Restate the records in their entirety, word for word.

* START Data shown *

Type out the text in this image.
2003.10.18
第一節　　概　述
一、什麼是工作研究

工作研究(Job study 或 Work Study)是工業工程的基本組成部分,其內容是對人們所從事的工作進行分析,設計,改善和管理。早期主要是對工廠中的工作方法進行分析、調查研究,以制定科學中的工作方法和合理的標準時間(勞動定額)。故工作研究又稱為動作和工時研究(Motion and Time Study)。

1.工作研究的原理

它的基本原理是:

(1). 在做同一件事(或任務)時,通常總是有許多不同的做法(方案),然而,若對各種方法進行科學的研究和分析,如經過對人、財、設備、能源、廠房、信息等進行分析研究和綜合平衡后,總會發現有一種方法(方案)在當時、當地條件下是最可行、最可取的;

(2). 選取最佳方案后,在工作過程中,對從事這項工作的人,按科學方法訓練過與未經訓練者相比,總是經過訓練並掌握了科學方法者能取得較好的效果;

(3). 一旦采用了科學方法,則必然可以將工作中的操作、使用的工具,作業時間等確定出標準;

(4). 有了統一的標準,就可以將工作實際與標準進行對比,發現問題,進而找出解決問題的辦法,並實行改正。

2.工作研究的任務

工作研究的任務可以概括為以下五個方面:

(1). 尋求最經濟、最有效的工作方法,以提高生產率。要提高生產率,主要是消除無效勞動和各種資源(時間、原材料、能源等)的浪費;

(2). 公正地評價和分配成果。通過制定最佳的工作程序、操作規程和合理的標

* END Data shown *

→ **Answer to the problem**:
Type out the text in this image.
2003.10.18
第一節　　概　述
一、什麼是工作研究

工作研究(Job study 或 Work Study)是工業工程的基本組成部分,其內容是對人們所從事的工作進行分析,設計,改善和管理。早期主要是對工廠中的工作方法進行分析、調查研究,以制定科學中的工作方法和合理的標準時間(勞動定額)。故工作研究又稱為動作和工時研究(Motion and Time Study)。

1.工作研究的原理

它的基本原理是:

(1). 在做同一件事(或任務)時,通常總是有許多不同的做法(方案),然而,若對各種方法進行科學的研究和分析,如經過對人、財、設備、能源、廠房、信息等進行分析研究和綜合平衡后,總會發現有一種方法(方案)在當時、當地條件下是最可行、最可取的;

(2). 選取最佳方案后,在工作過程中,對從事這項工作的人,按科學方法訓練過與未經訓練者相比,總是經過訓練並掌握了科學方法者能取得較好的效果;

(3). 一旦采用了科學方法,則必然可以將工作中的操作、使用的工具,作業時間等確定出標準;

(4). 有了統一的標準,就可以將工作實際與標準進行對比,發現問題,進而找出解決問題的辦法,並實行改正。

2.工作研究的任務

工作研究的任務可以概括為以下五個方面:

(1). 尋求最經濟、最有效的工作方法,以提高生產率。要提高生產率,主要是消除無效勞動和各種資源(時間、原材料、能源等)的浪費;

(2). 公正地評價和分配成果。通過制定最佳的工作程序、操作規程和合理的標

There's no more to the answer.